Print all the records exactly, please.

Records for the task:

|---|

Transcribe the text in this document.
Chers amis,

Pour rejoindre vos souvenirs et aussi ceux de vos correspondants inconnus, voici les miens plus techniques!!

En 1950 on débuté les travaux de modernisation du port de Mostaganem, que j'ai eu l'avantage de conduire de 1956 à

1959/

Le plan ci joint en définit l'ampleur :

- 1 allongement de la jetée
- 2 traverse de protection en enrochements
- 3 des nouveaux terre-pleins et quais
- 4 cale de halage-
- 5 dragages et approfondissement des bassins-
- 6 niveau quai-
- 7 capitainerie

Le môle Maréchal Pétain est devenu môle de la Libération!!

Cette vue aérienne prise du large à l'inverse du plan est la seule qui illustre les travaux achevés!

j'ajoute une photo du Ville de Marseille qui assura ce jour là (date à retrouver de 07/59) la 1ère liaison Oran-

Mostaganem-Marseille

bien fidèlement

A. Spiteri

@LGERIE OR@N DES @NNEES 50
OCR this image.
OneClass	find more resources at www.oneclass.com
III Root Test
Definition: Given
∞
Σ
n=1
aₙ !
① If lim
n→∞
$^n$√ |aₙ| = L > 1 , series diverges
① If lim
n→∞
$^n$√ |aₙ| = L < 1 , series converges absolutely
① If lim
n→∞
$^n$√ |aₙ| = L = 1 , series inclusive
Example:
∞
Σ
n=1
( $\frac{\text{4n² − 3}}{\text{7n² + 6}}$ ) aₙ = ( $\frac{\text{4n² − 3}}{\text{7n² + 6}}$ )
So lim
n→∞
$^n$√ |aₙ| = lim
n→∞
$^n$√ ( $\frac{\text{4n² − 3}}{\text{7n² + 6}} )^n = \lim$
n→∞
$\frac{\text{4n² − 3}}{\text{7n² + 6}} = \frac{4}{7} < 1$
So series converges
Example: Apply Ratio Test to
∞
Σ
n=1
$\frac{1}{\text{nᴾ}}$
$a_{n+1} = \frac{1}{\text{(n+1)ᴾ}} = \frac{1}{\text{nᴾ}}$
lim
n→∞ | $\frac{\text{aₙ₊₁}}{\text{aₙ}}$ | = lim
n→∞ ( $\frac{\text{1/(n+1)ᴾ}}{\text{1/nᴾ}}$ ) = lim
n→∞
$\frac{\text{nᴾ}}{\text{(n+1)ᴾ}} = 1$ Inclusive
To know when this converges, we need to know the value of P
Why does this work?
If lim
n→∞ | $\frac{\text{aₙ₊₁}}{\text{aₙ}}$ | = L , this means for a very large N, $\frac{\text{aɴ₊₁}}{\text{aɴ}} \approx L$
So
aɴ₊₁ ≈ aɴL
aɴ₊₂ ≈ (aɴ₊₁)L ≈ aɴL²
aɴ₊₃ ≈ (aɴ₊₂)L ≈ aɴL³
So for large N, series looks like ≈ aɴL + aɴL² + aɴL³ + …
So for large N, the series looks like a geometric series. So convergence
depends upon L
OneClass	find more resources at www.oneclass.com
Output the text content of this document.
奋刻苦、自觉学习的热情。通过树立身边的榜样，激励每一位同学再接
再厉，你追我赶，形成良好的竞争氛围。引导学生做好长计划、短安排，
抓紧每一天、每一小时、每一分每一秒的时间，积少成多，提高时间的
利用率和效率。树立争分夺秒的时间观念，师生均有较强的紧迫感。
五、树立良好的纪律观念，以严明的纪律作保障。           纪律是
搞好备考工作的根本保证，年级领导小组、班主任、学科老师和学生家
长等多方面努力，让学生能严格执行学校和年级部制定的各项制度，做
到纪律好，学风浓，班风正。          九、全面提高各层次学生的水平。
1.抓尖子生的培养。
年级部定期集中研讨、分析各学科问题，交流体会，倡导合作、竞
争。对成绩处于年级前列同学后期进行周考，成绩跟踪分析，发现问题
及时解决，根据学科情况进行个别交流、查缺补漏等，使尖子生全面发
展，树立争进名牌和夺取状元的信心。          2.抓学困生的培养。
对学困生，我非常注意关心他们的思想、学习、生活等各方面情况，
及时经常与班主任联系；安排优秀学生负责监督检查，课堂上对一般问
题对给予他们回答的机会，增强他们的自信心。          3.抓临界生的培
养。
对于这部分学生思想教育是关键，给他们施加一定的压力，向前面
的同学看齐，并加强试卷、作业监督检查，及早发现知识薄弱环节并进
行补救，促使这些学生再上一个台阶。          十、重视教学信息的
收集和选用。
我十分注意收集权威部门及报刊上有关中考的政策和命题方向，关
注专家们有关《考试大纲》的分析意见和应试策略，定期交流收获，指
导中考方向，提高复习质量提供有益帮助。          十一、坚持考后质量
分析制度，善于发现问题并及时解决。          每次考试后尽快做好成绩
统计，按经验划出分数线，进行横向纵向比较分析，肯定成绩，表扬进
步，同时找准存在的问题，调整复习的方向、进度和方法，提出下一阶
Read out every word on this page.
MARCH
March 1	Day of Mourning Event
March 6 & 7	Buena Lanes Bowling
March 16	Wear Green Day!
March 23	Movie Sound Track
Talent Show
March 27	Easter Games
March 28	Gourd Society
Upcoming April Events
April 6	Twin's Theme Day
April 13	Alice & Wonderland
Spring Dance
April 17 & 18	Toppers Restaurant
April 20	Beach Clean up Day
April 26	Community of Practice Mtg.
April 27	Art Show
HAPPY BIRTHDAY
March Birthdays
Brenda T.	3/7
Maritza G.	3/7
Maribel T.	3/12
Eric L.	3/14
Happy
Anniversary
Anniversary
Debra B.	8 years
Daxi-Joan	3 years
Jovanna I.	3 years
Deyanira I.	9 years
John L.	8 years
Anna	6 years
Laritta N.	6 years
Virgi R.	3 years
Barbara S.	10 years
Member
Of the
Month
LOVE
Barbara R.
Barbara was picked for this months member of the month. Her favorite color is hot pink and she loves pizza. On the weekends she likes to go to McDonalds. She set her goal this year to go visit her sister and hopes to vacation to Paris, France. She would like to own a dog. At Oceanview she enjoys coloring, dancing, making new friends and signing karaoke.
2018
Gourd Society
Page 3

|---|

In response:
Transcribe the text in this document.
Chers amis,

Pour rejoindre vos souvenirs et aussi ceux de vos correspondants inconnus, voici les miens plus techniques!!

En 1950 on débuté les travaux de modernisation du port de Mostaganem, que j'ai eu l'avantage de conduire de 1956 à

1959/

Le plan ci joint en définit l'ampleur :

- 1 allongement de la jetée
- 2 traverse de protection en enrochements
- 3 des nouveaux terre-pleins et quais
- 4 cale de halage-
- 5 dragages et approfondissement des bassins-
- 6 niveau quai-
- 7 capitainerie

Le môle Maréchal Pétain est devenu môle de la Libération!!

Cette vue aérienne prise du large à l'inverse du plan est la seule qui illustre les travaux achevés!

j'ajoute une photo du Ville de Marseille qui assura ce jour là (date à retrouver de 07/59) la 1ère liaison Oran-

Mostaganem-Marseille

bien fidèlement

A. Spiteri

@LGERIE OR@N DES @NNEES 50
OCR this image.
OneClass	find more resources at www.oneclass.com
III Root Test
Definition: Given
∞
Σ
n=1
aₙ !
① If lim
n→∞
$^n$√ |aₙ| = L > 1 , series diverges
① If lim
n→∞
$^n$√ |aₙ| = L < 1 , series converges absolutely
① If lim
n→∞
$^n$√ |aₙ| = L = 1 , series inclusive
Example:
∞
Σ
n=1
( $\frac{\text{4n² − 3}}{\text{7n² + 6}}$ ) aₙ = ( $\frac{\text{4n² − 3}}{\text{7n² + 6}}$ )
So lim
n→∞
$^n$√ |aₙ| = lim
n→∞
$^n$√ ( $\frac{\text{4n² − 3}}{\text{7n² + 6}} )^n = \lim$
n→∞
$\frac{\text{4n² − 3}}{\text{7n² + 6}} = \frac{4}{7} < 1$
So series converges
Example: Apply Ratio Test to
∞
Σ
n=1
$\frac{1}{\text{nᴾ}}$
$a_{n+1} = \frac{1}{\text{(n+1)ᴾ}} = \frac{1}{\text{nᴾ}}$
lim
n→∞ | $\frac{\text{aₙ₊₁}}{\text{aₙ}}$ | = lim
n→∞ ( $\frac{\text{1/(n+1)ᴾ}}{\text{1/nᴾ}}$ ) = lim
n→∞
$\frac{\text{nᴾ}}{\text{(n+1)ᴾ}} = 1$ Inclusive
To know when this converges, we need to know the value of P
Why does this work?
If lim
n→∞ | $\frac{\text{aₙ₊₁}}{\text{aₙ}}$ | = L , this means for a very large N, $\frac{\text{aɴ₊₁}}{\text{aɴ}} \approx L$
So
aɴ₊₁ ≈ aɴL
aɴ₊₂ ≈ (aɴ₊₁)L ≈ aɴL²
aɴ₊₃ ≈ (aɴ₊₂)L ≈ aɴL³
So for large N, series looks like ≈ aɴL + aɴL² + aɴL³ + …
So for large N, the series looks like a geometric series. So convergence
depends upon L
OneClass	find more resources at www.oneclass.com
Output the text content of this document.
奋刻苦、自觉学习的热情。通过树立身边的榜样，激励每一位同学再接
再厉，你追我赶，形成良好的竞争氛围。引导学生做好长计划、短安排，
抓紧每一天、每一小时、每一分每一秒的时间，积少成多，提高时间的
利用率和效率。树立争分夺秒的时间观念，师生均有较强的紧迫感。
五、树立良好的纪律观念，以严明的纪律作保障。           纪律是
搞好备考工作的根本保证，年级领导小组、班主任、学科老师和学生家
长等多方面努力，让学生能严格执行学校和年级部制定的各项制度，做
到纪律好，学风浓，班风正。          九、全面提高各层次学生的水平。
1.抓尖子生的培养。
年级部定期集中研讨、分析各学科问题，交流体会，倡导合作、竞
争。对成绩处于年级前列同学后期进行周考，成绩跟踪分析，发现问题
及时解决，根据学科情况进行个别交流、查缺补漏等，使尖子生全面发
展，树立争进名牌和夺取状元的信心。          2.抓学困生的培养。
对学困生，我非常注意关心他们的思想、学习、生活等各方面情况，
及时经常与班主任联系；安排优秀学生负责监督检查，课堂上对一般问
题对给予他们回答的机会，增强他们的自信心。          3.抓临界生的培
养。
对于这部分学生思想教育是关键，给他们施加一定的压力，向前面
的同学看齐，并加强试卷、作业监督检查，及早发现知识薄弱环节并进
行补救，促使这些学生再上一个台阶。          十、重视教学信息的
收集和选用。
我十分注意收集权威部门及报刊上有关中考的政策和命题方向，关
注专家们有关《考试大纲》的分析意见和应试策略，定期交流收获，指
导中考方向，提高复习质量提供有益帮助。          十一、坚持考后质量
分析制度，善于发现问题并及时解决。          每次考试后尽快做好成绩
统计，按经验划出分数线，进行横向纵向比较分析，肯定成绩，表扬进
步，同时找准存在的问题，调整复习的方向、进度和方法，提出下一阶
Read out every word on this page.
MARCH
March 1	Day of Mourning Event
March 6 & 7	Buena Lanes Bowling
March 16	Wear Green Day!
March 23	Movie Sound Track
Talent Show
March 27	Easter Games
March 28	Gourd Society
Upcoming April Events
April 6	Twin's Theme Day
April 13	Alice & Wonderland
Spring Dance
April 17 & 18	Toppers Restaurant
April 20	Beach Clean up Day
April 26	Community of Practice Mtg.
April 27	Art Show
HAPPY BIRTHDAY
March Birthdays
Brenda T.	3/7
Maritza G.	3/7
Maribel T.	3/12
Eric L.	3/14
Happy
Anniversary
Anniversary
Debra B.	8 years
Daxi-Joan	3 years
Jovanna I.	3 years
Deyanira I.	9 years
John L.	8 years
Anna	6 years
Laritta N.	6 years
Virgi R.	3 years
Barbara S.	10 years
Member
Of the
Month
LOVE
Barbara R.
Barbara was picked for this months member of the month. Her favorite color is hot pink and she loves pizza. On the weekends she likes to go to McDonalds. She set her goal this year to go visit her sister and hopes to vacation to Paris, France. She would like to own a dog. At Oceanview she enjoys coloring, dancing, making new friends and signing karaoke.
2018
Gourd Society
Page 3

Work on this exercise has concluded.